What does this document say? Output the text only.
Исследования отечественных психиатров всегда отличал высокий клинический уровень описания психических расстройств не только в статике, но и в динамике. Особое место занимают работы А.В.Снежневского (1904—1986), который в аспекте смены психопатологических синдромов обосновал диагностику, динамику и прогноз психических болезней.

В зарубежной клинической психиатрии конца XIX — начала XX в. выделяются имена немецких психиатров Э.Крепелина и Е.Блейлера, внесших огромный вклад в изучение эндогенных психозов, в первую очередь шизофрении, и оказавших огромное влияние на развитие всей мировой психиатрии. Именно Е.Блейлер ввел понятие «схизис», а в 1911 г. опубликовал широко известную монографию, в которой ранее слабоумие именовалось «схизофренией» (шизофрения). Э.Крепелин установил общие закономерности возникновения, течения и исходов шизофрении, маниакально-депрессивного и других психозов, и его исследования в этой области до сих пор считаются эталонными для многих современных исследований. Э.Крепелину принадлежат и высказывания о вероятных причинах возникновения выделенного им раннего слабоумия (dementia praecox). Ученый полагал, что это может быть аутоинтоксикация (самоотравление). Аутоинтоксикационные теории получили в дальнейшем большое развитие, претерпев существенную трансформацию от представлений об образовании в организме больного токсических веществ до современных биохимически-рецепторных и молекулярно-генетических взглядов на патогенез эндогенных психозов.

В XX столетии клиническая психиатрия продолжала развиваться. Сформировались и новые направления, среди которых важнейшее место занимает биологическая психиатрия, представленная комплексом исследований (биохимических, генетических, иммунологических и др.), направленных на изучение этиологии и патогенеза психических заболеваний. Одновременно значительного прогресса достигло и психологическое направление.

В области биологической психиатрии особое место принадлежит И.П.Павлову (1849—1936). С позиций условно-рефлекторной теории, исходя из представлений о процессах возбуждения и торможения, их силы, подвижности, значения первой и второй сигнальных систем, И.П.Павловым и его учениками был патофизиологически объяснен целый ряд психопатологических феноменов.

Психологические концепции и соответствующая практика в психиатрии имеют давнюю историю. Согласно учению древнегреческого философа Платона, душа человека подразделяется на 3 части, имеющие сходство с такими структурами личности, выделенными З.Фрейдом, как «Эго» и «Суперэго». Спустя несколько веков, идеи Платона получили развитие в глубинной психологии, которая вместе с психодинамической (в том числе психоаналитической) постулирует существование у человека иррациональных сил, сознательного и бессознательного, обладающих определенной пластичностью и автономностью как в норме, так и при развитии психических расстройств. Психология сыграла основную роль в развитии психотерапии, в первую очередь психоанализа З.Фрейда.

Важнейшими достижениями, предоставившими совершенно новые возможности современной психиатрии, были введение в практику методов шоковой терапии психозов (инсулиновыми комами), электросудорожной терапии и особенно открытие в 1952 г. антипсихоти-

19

######

Exercise instructions: Print all the data exactly.

Exercise result:
What does this document say? Output the text only.
Исследования отечественных психиатров всегда отличал высокий клинический уровень описания психических расстройств не только в статике, но и в динамике. Особое место занимают работы А.В.Снежневского (1904—1986), который в аспекте смены психопатологических синдромов обосновал диагностику, динамику и прогноз психических болезней.

В зарубежной клинической психиатрии конца XIX — начала XX в. выделяются имена немецких психиатров Э.Крепелина и Е.Блейлера, внесших огромный вклад в изучение эндогенных психозов, в первую очередь шизофрении, и оказавших огромное влияние на развитие всей мировой психиатрии. Именно Е.Блейлер ввел понятие «схизис», а в 1911 г. опубликовал широко известную монографию, в которой ранее слабоумие именовалось «схизофренией» (шизофрения). Э.Крепелин установил общие закономерности возникновения, течения и исходов шизофрении, маниакально-депрессивного и других психозов, и его исследования в этой области до сих пор считаются эталонными для многих современных исследований. Э.Крепелину принадлежат и высказывания о вероятных причинах возникновения выделенного им раннего слабоумия (dementia praecox). Ученый полагал, что это может быть аутоинтоксикация (самоотравление). Аутоинтоксикационные теории получили в дальнейшем большое развитие, претерпев существенную трансформацию от представлений об образовании в организме больного токсических веществ до современных биохимически-рецепторных и молекулярно-генетических взглядов на патогенез эндогенных психозов.

В XX столетии клиническая психиатрия продолжала развиваться. Сформировались и новые направления, среди которых важнейшее место занимает биологическая психиатрия, представленная комплексом исследований (биохимических, генетических, иммунологических и др.), направленных на изучение этиологии и патогенеза психических заболеваний. Одновременно значительного прогресса достигло и психологическое направление.

В области биологической психиатрии особое место принадлежит И.П.Павлову (1849—1936). С позиций условно-рефлекторной теории, исходя из представлений о процессах возбуждения и торможения, их силы, подвижности, значения первой и второй сигнальных систем, И.П.Павловым и его учениками был патофизиологически объяснен целый ряд психопатологических феноменов.

Психологические концепции и соответствующая практика в психиатрии имеют давнюю историю. Согласно учению древнегреческого философа Платона, душа человека подразделяется на 3 части, имеющие сходство с такими структурами личности, выделенными З.Фрейдом, как «Эго» и «Суперэго». Спустя несколько веков, идеи Платона получили развитие в глубинной психологии, которая вместе с психодинамической (в том числе психоаналитической) постулирует существование у человека иррациональных сил, сознательного и бессознательного, обладающих определенной пластичностью и автономностью как в норме, так и при развитии психических расстройств. Психология сыграла основную роль в развитии психотерапии, в первую очередь психоанализа З.Фрейда.

Важнейшими достижениями, предоставившими совершенно новые возможности современной психиатрии, были введение в практику методов шоковой терапии психозов (инсулиновыми комами), электросудорожной терапии и особенно открытие в 1952 г. антипсихоти-

19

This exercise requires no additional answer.